**What you should do**
Show all lines holding "humanas".

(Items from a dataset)
============
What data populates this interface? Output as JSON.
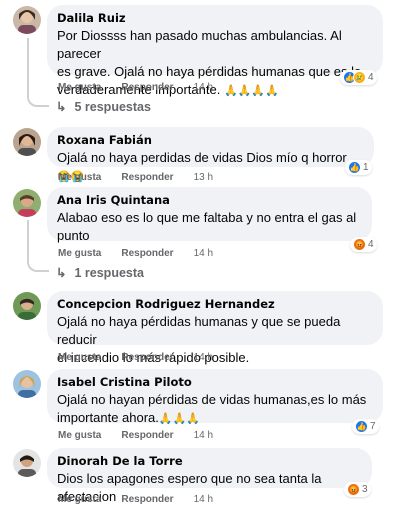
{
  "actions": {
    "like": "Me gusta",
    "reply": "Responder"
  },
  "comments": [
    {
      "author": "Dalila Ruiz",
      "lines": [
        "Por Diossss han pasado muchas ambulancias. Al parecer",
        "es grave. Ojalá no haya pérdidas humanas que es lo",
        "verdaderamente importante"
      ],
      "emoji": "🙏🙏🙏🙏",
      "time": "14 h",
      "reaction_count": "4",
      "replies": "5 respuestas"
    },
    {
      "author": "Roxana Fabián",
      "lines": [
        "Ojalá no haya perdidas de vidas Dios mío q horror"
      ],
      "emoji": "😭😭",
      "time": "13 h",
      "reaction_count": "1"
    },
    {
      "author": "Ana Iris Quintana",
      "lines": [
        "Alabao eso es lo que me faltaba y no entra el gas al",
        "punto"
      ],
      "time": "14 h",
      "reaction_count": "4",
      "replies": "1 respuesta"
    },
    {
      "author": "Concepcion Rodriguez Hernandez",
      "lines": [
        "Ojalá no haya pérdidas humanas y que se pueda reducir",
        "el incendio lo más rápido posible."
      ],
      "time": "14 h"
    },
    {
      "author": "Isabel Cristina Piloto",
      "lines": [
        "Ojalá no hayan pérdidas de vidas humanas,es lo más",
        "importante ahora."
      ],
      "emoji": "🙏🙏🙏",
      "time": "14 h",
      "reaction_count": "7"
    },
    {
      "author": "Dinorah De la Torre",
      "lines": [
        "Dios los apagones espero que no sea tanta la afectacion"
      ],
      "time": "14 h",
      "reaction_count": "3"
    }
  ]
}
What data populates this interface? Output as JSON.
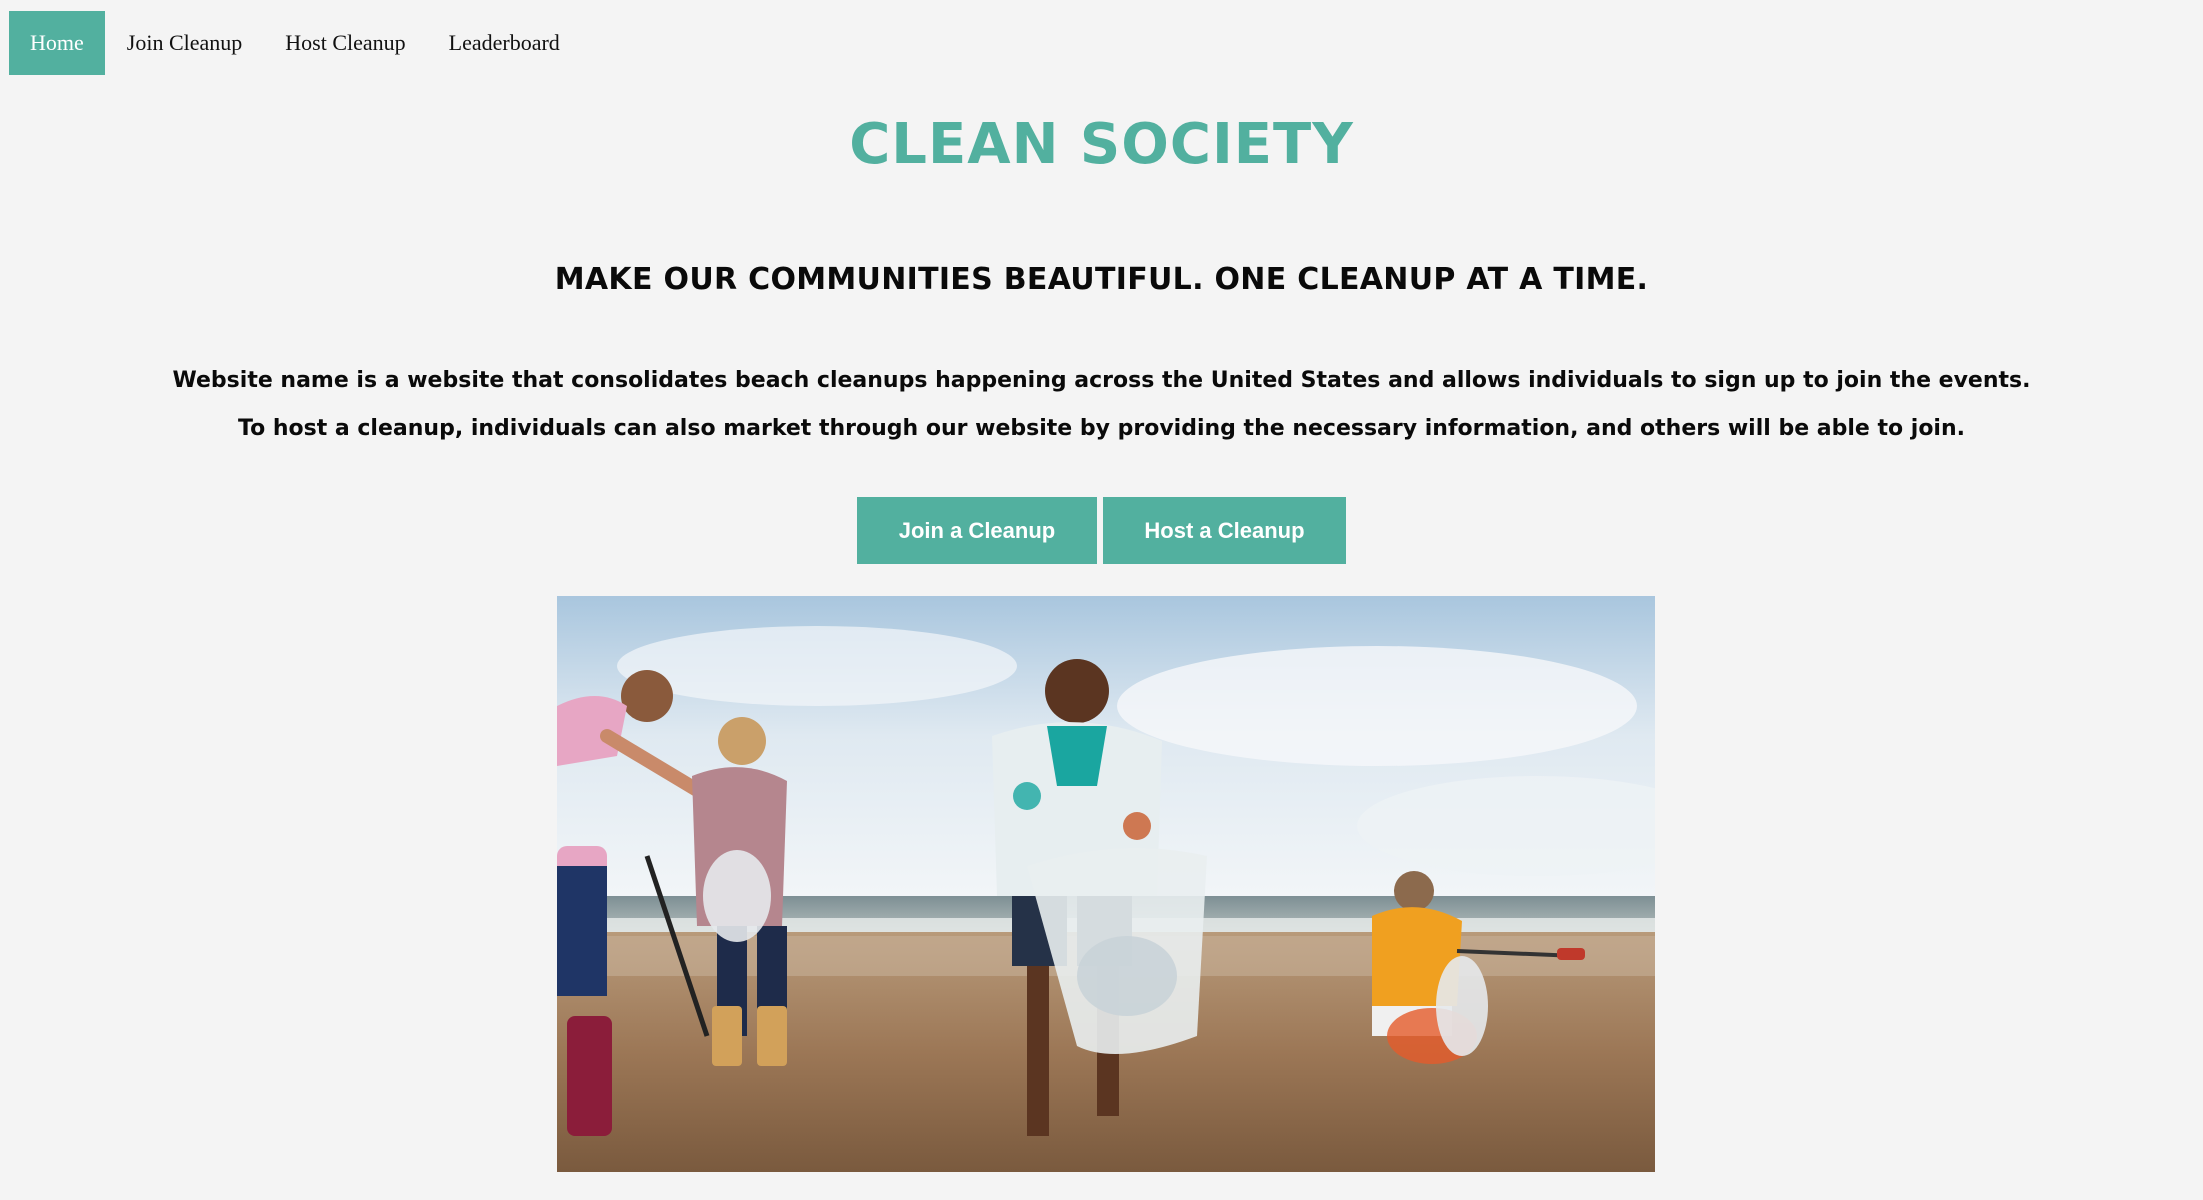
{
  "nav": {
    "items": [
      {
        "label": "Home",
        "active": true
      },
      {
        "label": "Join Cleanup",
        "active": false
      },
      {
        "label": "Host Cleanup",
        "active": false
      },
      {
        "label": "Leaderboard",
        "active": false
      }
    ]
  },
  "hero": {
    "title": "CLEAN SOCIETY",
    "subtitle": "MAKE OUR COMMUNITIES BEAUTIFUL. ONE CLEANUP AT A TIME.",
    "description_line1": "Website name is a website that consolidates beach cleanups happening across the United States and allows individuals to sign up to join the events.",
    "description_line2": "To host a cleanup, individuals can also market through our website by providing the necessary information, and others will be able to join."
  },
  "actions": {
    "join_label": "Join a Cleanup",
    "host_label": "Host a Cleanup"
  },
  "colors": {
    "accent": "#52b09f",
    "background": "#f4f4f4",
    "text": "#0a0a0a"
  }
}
============
**Answer to this exercise**
        "es grave. Ojalá no haya pérdidas humanas que es lo",
        "Ojalá no haya pérdidas humanas y que se pueda reducir",
        "Ojalá no hayan pérdidas de vidas humanas,es lo más",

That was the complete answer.